**Problem description**
Images do not belong in the copy. Retype all the entries below exactly.
## Start Data for processing
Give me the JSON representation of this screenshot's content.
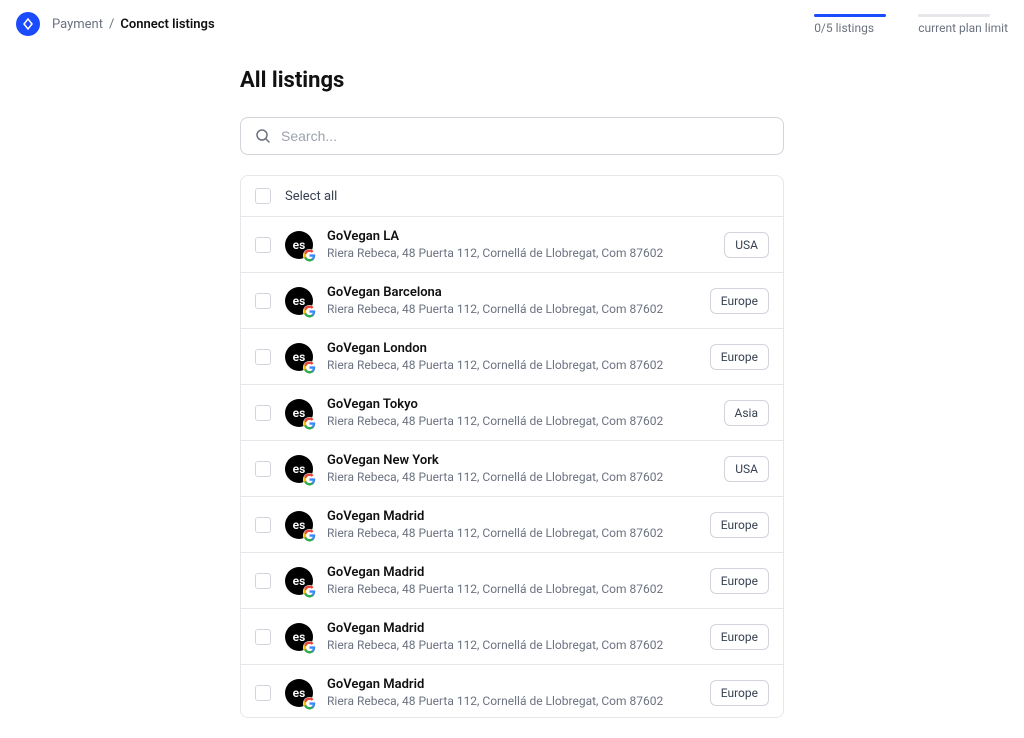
{
  "breadcrumb": {
    "parent": "Payment",
    "current": "Connect listings"
  },
  "progress": {
    "listings_label": "0/5 listings",
    "plan_label": "current plan limit"
  },
  "page": {
    "title": "All listings"
  },
  "search": {
    "placeholder": "Search..."
  },
  "select_all": {
    "label": "Select all"
  },
  "listings": [
    {
      "name": "GoVegan LA",
      "address": "Riera Rebeca, 48 Puerta 112, Cornellá de Llobregat, Com 87602",
      "region": "USA"
    },
    {
      "name": "GoVegan Barcelona",
      "address": "Riera Rebeca, 48 Puerta 112, Cornellá de Llobregat, Com 87602",
      "region": "Europe"
    },
    {
      "name": "GoVegan London",
      "address": "Riera Rebeca, 48 Puerta 112, Cornellá de Llobregat, Com 87602",
      "region": "Europe"
    },
    {
      "name": "GoVegan Tokyo",
      "address": "Riera Rebeca, 48 Puerta 112, Cornellá de Llobregat, Com 87602",
      "region": "Asia"
    },
    {
      "name": "GoVegan New York",
      "address": "Riera Rebeca, 48 Puerta 112, Cornellá de Llobregat, Com 87602",
      "region": "USA"
    },
    {
      "name": "GoVegan Madrid",
      "address": "Riera Rebeca, 48 Puerta 112, Cornellá de Llobregat, Com 87602",
      "region": "Europe"
    },
    {
      "name": "GoVegan Madrid",
      "address": "Riera Rebeca, 48 Puerta 112, Cornellá de Llobregat, Com 87602",
      "region": "Europe"
    },
    {
      "name": "GoVegan Madrid",
      "address": "Riera Rebeca, 48 Puerta 112, Cornellá de Llobregat, Com 87602",
      "region": "Europe"
    },
    {
      "name": "GoVegan Madrid",
      "address": "Riera Rebeca, 48 Puerta 112, Cornellá de Llobregat, Com 87602",
      "region": "Europe"
    }
  ],
  "icon_text": "es"
}
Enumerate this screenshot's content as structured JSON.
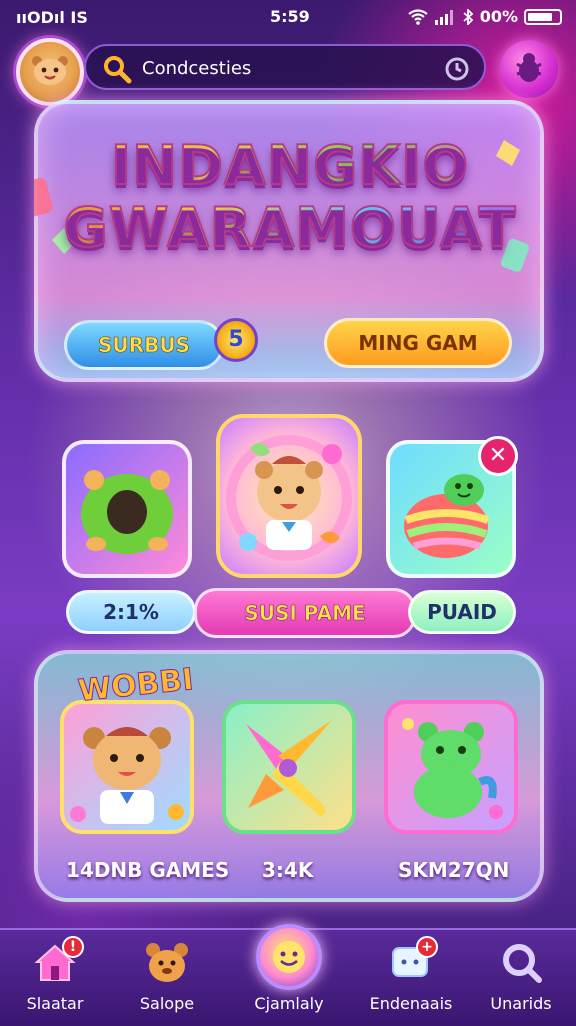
{
  "status_bar": {
    "left": "ııODıl IS",
    "time": "5:59",
    "battery": "00%"
  },
  "search": {
    "text": "Condcesties"
  },
  "title": {
    "line1": "INDANGKIO",
    "line2": "GWARAMOUAT"
  },
  "buttons": {
    "left": "SURBUS",
    "coin": "5",
    "right": "MING GAM"
  },
  "stats": {
    "left": "2:1%",
    "mid": "SUSI PAME",
    "right": "PUAID"
  },
  "sticker": "WOBBI",
  "captions": {
    "left": "14DNB GAMES",
    "mid": "3:4K",
    "right": "SKM27QN"
  },
  "nav": [
    {
      "label": "Slaatar",
      "icon": "home-icon"
    },
    {
      "label": "Salope",
      "icon": "bear-icon"
    },
    {
      "label": "Cjamlaly",
      "icon": "smiley-icon"
    },
    {
      "label": "Endenaais",
      "icon": "chat-icon"
    },
    {
      "label": "Unarids",
      "icon": "magnifier-icon"
    }
  ],
  "colors": {
    "accent_pink": "#ff6bd0",
    "accent_gold": "#ffd84a",
    "nav_bg": "#3a1670"
  }
}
## End Data for processing
**Right answer**
Give me the JSON representation of this screenshot's content.
{
  "breadcrumb": {
    "parent": "Payment",
    "current": "Connect listings"
  },
  "progress": {
    "listings_label": "0/5 listings",
    "plan_label": "current plan limit"
  },
  "page": {
    "title": "All listings"
  },
  "search": {
    "placeholder": "Search..."
  },
  "select_all": {
    "label": "Select all"
  },
  "listings": [
    {
      "name": "GoVegan LA",
      "address": "Riera Rebeca, 48 Puerta 112, Cornellá de Llobregat, Com 87602",
      "region": "USA"
    },
    {
      "name": "GoVegan Barcelona",
      "address": "Riera Rebeca, 48 Puerta 112, Cornellá de Llobregat, Com 87602",
      "region": "Europe"
    },
    {
      "name": "GoVegan London",
      "address": "Riera Rebeca, 48 Puerta 112, Cornellá de Llobregat, Com 87602",
      "region": "Europe"
    },
    {
      "name": "GoVegan Tokyo",
      "address": "Riera Rebeca, 48 Puerta 112, Cornellá de Llobregat, Com 87602",
      "region": "Asia"
    },
    {
      "name": "GoVegan New York",
      "address": "Riera Rebeca, 48 Puerta 112, Cornellá de Llobregat, Com 87602",
      "region": "USA"
    },
    {
      "name": "GoVegan Madrid",
      "address": "Riera Rebeca, 48 Puerta 112, Cornellá de Llobregat, Com 87602",
      "region": "Europe"
    },
    {
      "name": "GoVegan Madrid",
      "address": "Riera Rebeca, 48 Puerta 112, Cornellá de Llobregat, Com 87602",
      "region": "Europe"
    },
    {
      "name": "GoVegan Madrid",
      "address": "Riera Rebeca, 48 Puerta 112, Cornellá de Llobregat, Com 87602",
      "region": "Europe"
    },
    {
      "name": "GoVegan Madrid",
      "address": "Riera Rebeca, 48 Puerta 112, Cornellá de Llobregat, Com 87602",
      "region": "Europe"
    }
  ],
  "icon_text": "es"
}
Enumerate this screenshot's content as structured JSON.
{
  "status_bar": {
    "left": "ııODıl IS",
    "time": "5:59",
    "battery": "00%"
  },
  "search": {
    "text": "Condcesties"
  },
  "title": {
    "line1": "INDANGKIO",
    "line2": "GWARAMOUAT"
  },
  "buttons": {
    "left": "SURBUS",
    "coin": "5",
    "right": "MING GAM"
  },
  "stats": {
    "left": "2:1%",
    "mid": "SUSI PAME",
    "right": "PUAID"
  },
  "sticker": "WOBBI",
  "captions": {
    "left": "14DNB GAMES",
    "mid": "3:4K",
    "right": "SKM27QN"
  },
  "nav": [
    {
      "label": "Slaatar",
      "icon": "home-icon"
    },
    {
      "label": "Salope",
      "icon": "bear-icon"
    },
    {
      "label": "Cjamlaly",
      "icon": "smiley-icon"
    },
    {
      "label": "Endenaais",
      "icon": "chat-icon"
    },
    {
      "label": "Unarids",
      "icon": "magnifier-icon"
    }
  ],
  "colors": {
    "accent_pink": "#ff6bd0",
    "accent_gold": "#ffd84a",
    "nav_bg": "#3a1670"
  }
}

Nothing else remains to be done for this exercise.